[PASSAGE SHOWN]
Matador

Re: An engineering solution to climate change?
« Reply #160 on: October 10, 2018, 06:12:07 PM »
To the best of my knowledge I have not said a single thing about the modelling. Please point out where I mentioned this in my posts.

A model is only as good as its predictions that can be verified. Trouble is the timescale of these models is so long they can't be verified right now. All they are is speculation. If you really want to know just how crude these models are you should read Climate: The Counter Consensus by Professor Robert M. Carter.


ruffrecords

Re: An engineering solution to climate change?
« Reply #161 on: October 10, 2018, 07:00:13 PM »
Crikey that was two years ago. Was that in this thread?? I stand corrected. My apologies.

So, have you read the book?

Cheers

Ian
www.customtubeconsoles.com
https://mark3vtm.blogspot.co.uk/
www.eztubemixer.blogspot.co.uk


'The only people not making mistakes are the people doing nothing'

Matador

Re: An engineering solution to climate change?
« Reply #162 on: October 10, 2018, 08:35:34 PM »
Crikey that was two years ago. Was that in this thread?? I stand corrected. My apologies.

So, have you read the book?

Cheers

Ian
I have not.  Here are the first 5 Amazon reviews:

Quote
..."This is not propaganda, obviously, because Professor Carter has the FACTS on his side, unlike the alarmists, and he backs up what he says constantly."...
..."Want to destroy Liberal climate religious sheep?"...
..."Also, the global warming lie as a minimum should necessitate the more than welcome outright scrapping of the UN (useless nations)."...
..."It's unbelievable that these fabrications are still being taught in universities. Don't college students read books any more?"...
..."Exposes the truth of the Leftist lies on global warming."...
This does not bode well.

Quote
One author of the critique was the retired James Cook University professor Bob Carter. Professor Carter, whose background is in marine geology, appears to have little, if any, standing in the Australian climate science community. He is on the research committee at the Institute of Public Affairs, a think tank that has received funding from oil and tobacco companies, and whose directors sit on the boards of companies in the fossil fuel sector.

"I don't think it is the point whether or not you are paid by the coal or petroleum industry," said Professor Carter. "I will address the evidence."
This really doesn't bode well.

I will read some of the published rebuttals to see if there is anything worth studying.

JohnRoberts

Re: An engineering solution to climate change?
« Reply #163 on: October 11, 2018, 09:52:36 AM »
I still think this argument is missing the point.

I have seen some highlights of one of the Nobel prize winning economists, and he appears to be a real economist, weighing the economic cost of various schemes. 

I will look for a link to share maybe... but as I have been saying for years huge economic cost.

------

Interesting (in an eww way) Exxon is now lobbying in Washington in favor of a carbon tax. They want to eliminate a crazy quilt of random regulations in favor of single tax....The article I saw suggested returning something like $2,000 of tax proceeds to each individual.

I am not comfortable trusting the government to not keep some of all of a new $600B tax revenue stream.   ::) (caveat all hypothetical at this point).
[/PASSAGE SHOWN]
[RAW DATA]
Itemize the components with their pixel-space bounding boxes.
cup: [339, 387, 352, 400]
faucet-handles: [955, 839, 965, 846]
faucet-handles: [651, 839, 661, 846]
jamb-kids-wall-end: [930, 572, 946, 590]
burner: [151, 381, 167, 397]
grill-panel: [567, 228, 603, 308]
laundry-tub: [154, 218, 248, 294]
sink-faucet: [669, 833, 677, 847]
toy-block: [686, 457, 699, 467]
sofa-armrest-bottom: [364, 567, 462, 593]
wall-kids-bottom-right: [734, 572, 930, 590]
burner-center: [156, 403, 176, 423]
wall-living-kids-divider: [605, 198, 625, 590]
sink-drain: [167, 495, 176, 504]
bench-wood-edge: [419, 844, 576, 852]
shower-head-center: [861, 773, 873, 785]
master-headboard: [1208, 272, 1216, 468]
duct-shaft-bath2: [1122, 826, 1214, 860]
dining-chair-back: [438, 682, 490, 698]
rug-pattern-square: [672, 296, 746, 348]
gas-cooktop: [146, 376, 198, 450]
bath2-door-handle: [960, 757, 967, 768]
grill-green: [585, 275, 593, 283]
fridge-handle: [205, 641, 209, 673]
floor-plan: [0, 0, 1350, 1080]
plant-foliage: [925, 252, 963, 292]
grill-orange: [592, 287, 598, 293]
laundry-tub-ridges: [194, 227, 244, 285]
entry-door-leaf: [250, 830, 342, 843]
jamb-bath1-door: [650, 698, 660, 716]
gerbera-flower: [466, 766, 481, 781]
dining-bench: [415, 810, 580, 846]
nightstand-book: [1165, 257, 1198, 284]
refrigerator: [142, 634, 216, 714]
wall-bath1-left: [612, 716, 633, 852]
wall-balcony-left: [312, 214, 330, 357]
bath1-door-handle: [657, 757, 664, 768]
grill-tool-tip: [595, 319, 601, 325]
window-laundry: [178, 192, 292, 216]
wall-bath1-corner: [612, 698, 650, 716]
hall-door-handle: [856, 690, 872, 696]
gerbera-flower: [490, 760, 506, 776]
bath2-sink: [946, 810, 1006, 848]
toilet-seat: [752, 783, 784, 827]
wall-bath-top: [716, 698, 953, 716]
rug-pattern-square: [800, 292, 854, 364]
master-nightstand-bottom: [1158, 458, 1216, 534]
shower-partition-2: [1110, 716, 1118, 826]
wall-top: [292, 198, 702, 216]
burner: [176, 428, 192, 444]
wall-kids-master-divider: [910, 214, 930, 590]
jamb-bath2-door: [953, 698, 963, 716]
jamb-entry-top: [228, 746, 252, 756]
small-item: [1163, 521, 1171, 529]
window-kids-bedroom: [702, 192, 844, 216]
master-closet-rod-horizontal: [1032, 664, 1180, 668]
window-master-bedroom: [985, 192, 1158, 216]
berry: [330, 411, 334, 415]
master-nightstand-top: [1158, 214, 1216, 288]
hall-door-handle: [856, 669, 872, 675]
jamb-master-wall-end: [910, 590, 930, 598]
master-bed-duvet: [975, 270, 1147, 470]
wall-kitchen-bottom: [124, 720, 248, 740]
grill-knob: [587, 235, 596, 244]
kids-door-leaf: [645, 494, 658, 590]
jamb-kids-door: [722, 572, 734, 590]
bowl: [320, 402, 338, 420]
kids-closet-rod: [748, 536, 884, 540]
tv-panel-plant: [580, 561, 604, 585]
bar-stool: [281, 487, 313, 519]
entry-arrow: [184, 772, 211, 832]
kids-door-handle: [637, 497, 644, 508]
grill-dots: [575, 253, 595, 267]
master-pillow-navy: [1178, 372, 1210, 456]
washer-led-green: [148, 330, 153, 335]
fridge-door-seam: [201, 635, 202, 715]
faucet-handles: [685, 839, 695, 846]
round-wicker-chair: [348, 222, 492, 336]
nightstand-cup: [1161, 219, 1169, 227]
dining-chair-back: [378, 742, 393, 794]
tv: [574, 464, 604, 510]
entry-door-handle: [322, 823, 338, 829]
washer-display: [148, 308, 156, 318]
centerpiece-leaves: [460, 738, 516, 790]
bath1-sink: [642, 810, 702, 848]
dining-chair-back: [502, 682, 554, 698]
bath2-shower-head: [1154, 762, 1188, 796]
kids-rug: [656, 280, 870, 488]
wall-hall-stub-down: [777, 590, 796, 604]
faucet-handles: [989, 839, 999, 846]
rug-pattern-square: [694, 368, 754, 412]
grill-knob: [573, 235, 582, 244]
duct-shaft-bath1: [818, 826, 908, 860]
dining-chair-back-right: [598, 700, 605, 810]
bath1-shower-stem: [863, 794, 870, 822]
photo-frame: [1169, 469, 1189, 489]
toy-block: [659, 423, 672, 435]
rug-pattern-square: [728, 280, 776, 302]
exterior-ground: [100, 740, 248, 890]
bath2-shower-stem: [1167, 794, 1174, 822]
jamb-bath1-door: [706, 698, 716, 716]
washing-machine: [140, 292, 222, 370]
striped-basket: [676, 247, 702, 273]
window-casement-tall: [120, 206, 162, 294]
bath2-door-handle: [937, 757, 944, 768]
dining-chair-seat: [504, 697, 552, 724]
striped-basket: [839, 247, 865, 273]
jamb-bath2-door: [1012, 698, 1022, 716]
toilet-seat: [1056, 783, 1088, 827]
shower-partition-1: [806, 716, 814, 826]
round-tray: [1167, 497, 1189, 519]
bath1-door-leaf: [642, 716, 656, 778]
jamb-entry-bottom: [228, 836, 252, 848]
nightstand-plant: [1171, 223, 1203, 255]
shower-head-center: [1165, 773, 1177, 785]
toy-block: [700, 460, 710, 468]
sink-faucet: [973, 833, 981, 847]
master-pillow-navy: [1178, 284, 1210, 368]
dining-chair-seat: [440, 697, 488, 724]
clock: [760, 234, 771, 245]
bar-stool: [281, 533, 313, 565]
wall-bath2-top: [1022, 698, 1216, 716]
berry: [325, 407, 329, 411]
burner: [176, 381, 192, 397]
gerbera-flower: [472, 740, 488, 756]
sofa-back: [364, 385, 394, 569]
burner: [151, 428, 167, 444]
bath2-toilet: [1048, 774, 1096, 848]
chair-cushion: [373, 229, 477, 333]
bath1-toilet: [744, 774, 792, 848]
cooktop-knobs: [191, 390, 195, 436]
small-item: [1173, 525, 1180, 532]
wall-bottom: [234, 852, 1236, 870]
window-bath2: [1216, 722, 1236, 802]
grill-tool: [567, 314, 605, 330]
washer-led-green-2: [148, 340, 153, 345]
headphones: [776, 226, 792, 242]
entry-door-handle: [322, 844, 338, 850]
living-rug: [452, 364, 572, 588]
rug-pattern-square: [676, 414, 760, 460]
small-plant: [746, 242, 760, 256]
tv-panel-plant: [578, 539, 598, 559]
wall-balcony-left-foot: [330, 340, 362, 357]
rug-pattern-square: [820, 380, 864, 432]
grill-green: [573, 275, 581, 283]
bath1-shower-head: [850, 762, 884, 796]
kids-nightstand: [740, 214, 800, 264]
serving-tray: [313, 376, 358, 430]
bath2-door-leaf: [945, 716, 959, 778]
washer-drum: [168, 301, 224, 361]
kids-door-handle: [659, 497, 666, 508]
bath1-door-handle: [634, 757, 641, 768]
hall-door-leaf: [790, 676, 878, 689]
[/RAW DATA]
• WHAT YOU WILL DO
[a] In the forum thread, condense the paragraph beginning "Interesting (in an eww way)" into a short list that keeps its main facts.
[b] Quote everything in the forum thread from "JohnRoberts" down to "huge economic cost.".
You can do this work without the material.

• ANSWERS IN ORDER
[a]
- Exxon is lobbying in Washington in favor of a carbon tax.
- It wants to replace a patchwork of random regulations with a single tax.
- An article suggested returning about $2,000 of the tax proceeds to each individual.

[b]
JohnRoberts

Re: An engineering solution to climate change?
« Reply #163 on: October 11, 2018, 09:52:36 AM »
I still think this argument is missing the point.

I have seen some highlights of one of the Nobel prize winning economists, and he appears to be a real economist, weighing the economic cost of various schemes. 

I will look for a link to share maybe... but as I have been saying for years huge economic cost.